+++ Excerpted passage +++

Sunday 3 February 2013

The Martian Chronicles (1980): a Twilight Zone for a tacky decade

Obscure movie question - what recently deceased actor got the chance
to play Jerry Cornelius and Jesus Christ?


The Martian Chronicles (1980), was a much mocked and forgotten tv mini
series attempting to modernise and adapt a much loved Ray Bradbury
classic story of Martian colonisation. It is mostly recalled now for
excruciating special effects and the classic mauling it received form
the arch tv critic of the the time, Clive James. Nevertheless, despite
it's myriad faults and terrible reputation it deserves a
re-evaluation, especially as a remake has been threatened for a long
time.

A US co-production with the BBC, it had the faults of genre
programming from both sides of the Atlantic at the time - wooden
acting and characters from NBC and BBC level special effects
(need I say more).

Despite that the credits were very impressive

Big stars...
Rock Hudson as Colonel Wilding, occasionally supported by genre stars
like Roddy Mcdowell, Barry Morse and Darren McGavin

Big Director - Micheal Anderson, best known for directing The Dam
Busters (1955), Around the World in 80 Days (1956) and Logan's Run
(1976).

Big producer - Milton Subotsky, the man behind Amicus films, (the only
series competition for Hammer in the UK) who had produced classic
horror omnibus films written by Robert Bloch (also of Twlight Zone)
such as Asylum, Tales From The Crypt and the House That Dripped Blood

Best of all, adapting Bradbury's classic novel, we had great genre
writer Richard Matheson creator of The Incredible Shrinking Man and I
Am Legend, who had previously contributed some of the classic episodes
to Rod Serlings Twlight Zone (Nightmare at 20,000 feet) and the
original Star Trek (The Enemy Within)

The awkward co production created an issue with the structure, with
the version shown in the UK being broken up into more episodic chunks,
and the US version apparently constructed as three tv movies. Watching
the BBC version would have been preferable, as it would have suited a
more 80s Twlight Zone feel (I'll get to that) and it would have
allowed regular exposure the incredibly haunting and melancholic
opening

(after 2 minutes 20 secs of awful 70s special effects)
http://www.disclose.tv/action/viewvideo/56210/the_martian_chronicles_1980__ep1_pt1_6/

music written by equally forgotten film composer Stanley Myers, who
wrote guitar piece, Cavatina, for The Deer Hunter. As an interesting
note the soundtrack to Martian Chronicles (1980) was released in 2002
and includes a comprehensive 18 page full colour and fully illustrated
booklet - demonstrating a level of care and reverence never shown for
the DVD release of the show itself!

The miniseries was broken, awkwardly, into three parts

"The Expeditions"
"The Settlers"

+++ Data in this exercise +++

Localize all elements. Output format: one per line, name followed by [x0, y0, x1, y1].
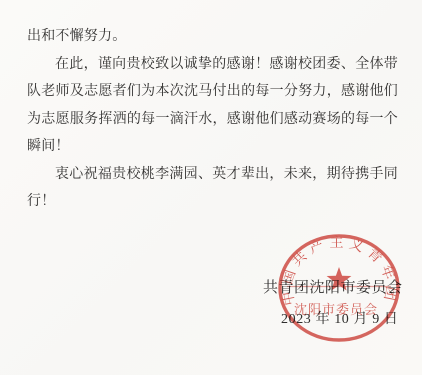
paragraph-continuation: 出和不懈努力。 — [27, 23, 398, 51]
signature-organization: 共青团沈阳市委员会 — [263, 276, 403, 297]
paragraph-thanks: 在此，谨向贵校致以诚挚的感谢！感谢校团委、全体带队老师及志愿者们为本次沈马付出的… — [27, 51, 398, 161]
signature-date: 2023 年 10 月 9 日 — [281, 308, 399, 328]
paragraph-wishes: 衷心祝福贵校桃李满园、英才辈出，未来，期待携手同行！ — [27, 161, 398, 216]
letter-page: 出和不懈努力。 在此，谨向贵校致以诚挚的感谢！感谢校团委、全体带队老师及志愿者们… — [0, 0, 422, 375]
letter-body: 出和不懈努力。 在此，谨向贵校致以诚挚的感谢！感谢校团委、全体带队老师及志愿者们… — [27, 23, 398, 216]
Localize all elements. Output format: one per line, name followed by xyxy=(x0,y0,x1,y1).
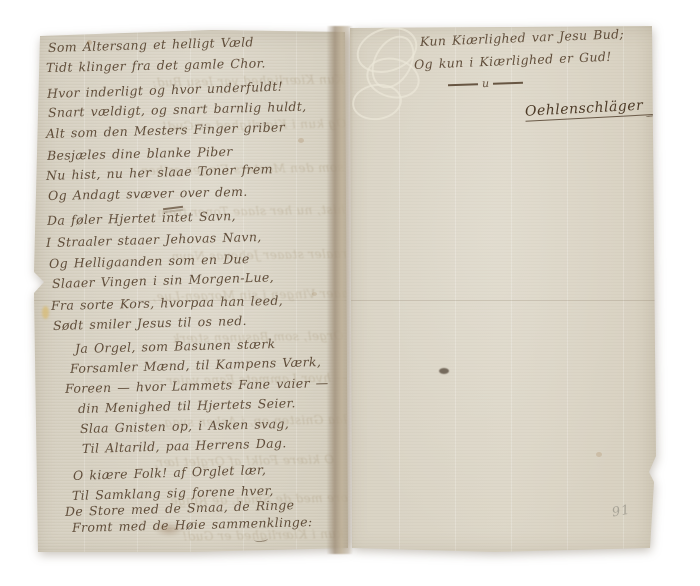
center-fold-crease xyxy=(327,26,353,554)
pencil-number: 91 xyxy=(611,503,632,521)
handwritten-line: Alt som den Mesters Finger griber xyxy=(46,119,285,141)
closing-divider: u xyxy=(448,79,523,90)
horizontal-crease xyxy=(344,300,666,301)
author-signature: Oehlenschläger xyxy=(525,96,670,122)
divider-bar xyxy=(448,84,478,87)
handwritten-line: Hvor inderligt og hvor underfuldt! xyxy=(47,79,283,101)
manuscript-page-right: Kun Kiærlighed var Jesu Bud;Og kun i Kiæ… xyxy=(344,24,666,556)
foxing-spot xyxy=(596,452,602,457)
paper-right: Kun Kiærlighed var Jesu Bud;Og kun i Kiæ… xyxy=(344,24,666,556)
divider-bar xyxy=(493,82,523,85)
handwritten-line: Og Helligaanden som en Due xyxy=(49,251,250,271)
handwritten-line: Tidt klinger fra det gamle Chor. xyxy=(46,55,266,75)
foxing-spot xyxy=(298,138,304,143)
handwritten-line: I Straaler staaer Jehovas Navn, xyxy=(46,229,262,250)
manuscript-page-left: Kun Kiærlighed var Jesu Bud;Og kun i Kiæ… xyxy=(32,30,352,558)
handwritten-line: O kiære Folk! af Orglet lær, xyxy=(73,462,267,483)
handwritten-line: Kun Kiærlighed var Jesu Bud; xyxy=(420,26,625,49)
handwritten-line: Besjæles dine blanke Piber xyxy=(47,144,233,163)
divider-flourish-mark: u xyxy=(478,80,493,89)
paper-watermark xyxy=(351,19,424,80)
handwritten-line: Foreen — hvor Lammets Fane vaier — xyxy=(65,375,329,396)
handwritten-line: Ja Orgel, som Basunen stærk xyxy=(75,336,276,356)
manuscript-photograph: Kun Kiærlighed var Jesu Bud;Og kun i Kiæ… xyxy=(0,0,700,586)
paper-left: Kun Kiærlighed var Jesu Bud;Og kun i Kiæ… xyxy=(32,30,352,558)
paper-edge-spot xyxy=(42,306,49,319)
handwritten-line: Nu hist, nu her slaae Toner frem xyxy=(46,161,273,183)
handwritten-line: Slaa Gnisten op, i Asken svag, xyxy=(80,416,289,436)
handwritten-line: Da føler Hjertet intet Savn, xyxy=(47,208,236,228)
handwritten-line: Og Andagt svæver over dem. xyxy=(48,184,248,203)
dark-fleck xyxy=(439,368,449,374)
handwritten-line: Som Altersang et helligt Væld xyxy=(48,34,254,55)
handwritten-line: Fra sorte Kors, hvorpaa han leed, xyxy=(51,293,283,313)
handwritten-line: Og kun i Kiærlighed er Gud! xyxy=(414,49,612,72)
paper-watermark xyxy=(350,81,405,124)
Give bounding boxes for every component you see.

+++

:: Task list ::
a) In the records, copy out the lines from the one with "paragraph-continuation: 出和不懈努力。 —" through the one with "paragraph-wishes: 衷心祝福贵校桃李满园、英才辈出，未来，期待携手同行！ —", both included, unchanged.
b) Pick up the review of The Martian Chronicles (1980) miniseries right after its final line and keep writing.

:: The answers ::
a)
paragraph-continuation: 出和不懈努力。 — [27, 23, 398, 51]
signature-organization: 共青团沈阳市委员会 — [263, 276, 403, 297]
paragraph-thanks: 在此，谨向贵校致以诚挚的感谢！感谢校团委、全体带队老师及志愿者们为本次沈马付出的… — [27, 51, 398, 161]
signature-date: 2023 年 10 月 9 日 — [281, 308, 399, 328]
paragraph-wishes: 衷心祝福贵校桃李满园、英才辈出，未来，期待携手同行！ — [27, 161, 398, 216]

b)
"The Martians"

Which for BBC consumption was further split into the more episodic
storyline of short length shown midweek early evening in late summer,
traditionally a time for dumping bad tv even in 1980.

The first part, Expeditions, covered the first few doomed atempts to
explore Mars using wildly ridiculous technology - Mars seems to be
parked somewhere between the Earth and the Moon for the purposes of
this show, you'll notice for example the complete lack of delay in
communications with Earth. These first three 'Zeus Program' missions
are ridiculous but also surprisingly watchable in a doomed and
recognisably downbeat format.

Next episode The Settlers had a more bitter 1960s perspective,
covering the adventures of materialistic and foolish settlers as they
clashed with the haunted surrounding around them using plot cliches
and characters from the Charlies Angles and Six Million Dollar Man era
of dramatic storytelling. Yes.. that bad ...but again it contains
haunting moments and quite shocking twists that could pass as late era
Twlight Zone.

The final part, The Martians, tries to update Bradbury's masterful
twist ending into an era threatended by Nuclear devastation, when the
Martian settlers watch the Earth devastated by Nuclear war and realise
the only future for them is to become the Martians themselves. Seen
today It is still flawed and silly but remains shocking and again
could easily pass as something Rod Serling had a hand in. Arguably Rod
Serlings uber cloassic Twlight Zone of the 1950s was actually ape-ing
(see later) Ray Bradbury brilliant writing from the 1940s in the first
place but the effect is much the same.

Interested now ?
Woh there Martian cowboy. ...

Part 1 opens with tortured lingering on some truly awful effects
shots, which set Martian Chonicles (1980)'s place in history
henceforth. That week, in August 1980, masterful tv critic Clive James
had perhaps his finest hour..

from
http://www.clivejames.com/books-out-print/glued-to-the-box/17Aug1980

'You tested the gyroscope?' Spacemen delivered lines like that to each
other in the first episode of The Martian Chronicles (BBC1),
purportedly a faithful rendering of the Ray Bradbury book, but
actually the latest in a long series of undeviatingly tacky science
fiction epics which carry the name of Milton Subotsky prominent among
the credits. I like Milton Subotsky, who once did me the honour of
asking me to write a movie for him. He is under the illusion, however,
that if one actor asks another actor whether he has tested the
gyroscope, the audience will be convinced that they are both spacemen.
Subotsky productions, whatever their budget, are dogged by an
ineradicable naivety. The only difference between The Martian
Chronicles and such hallowed items of Subotskiana as They Came Prom
Beyond Space is that this time more money has been spent on getting
things wrong. In They Came From BeyondSpace the female lead was
Viviane Ventura in a crash helmet. In The Martian Chronicles you get
Gayle Hunnicutt to look at – a distinctly more rewarding experience.
But the guys in the spacesuits are still asking each other whether the
gyroscope has been tested.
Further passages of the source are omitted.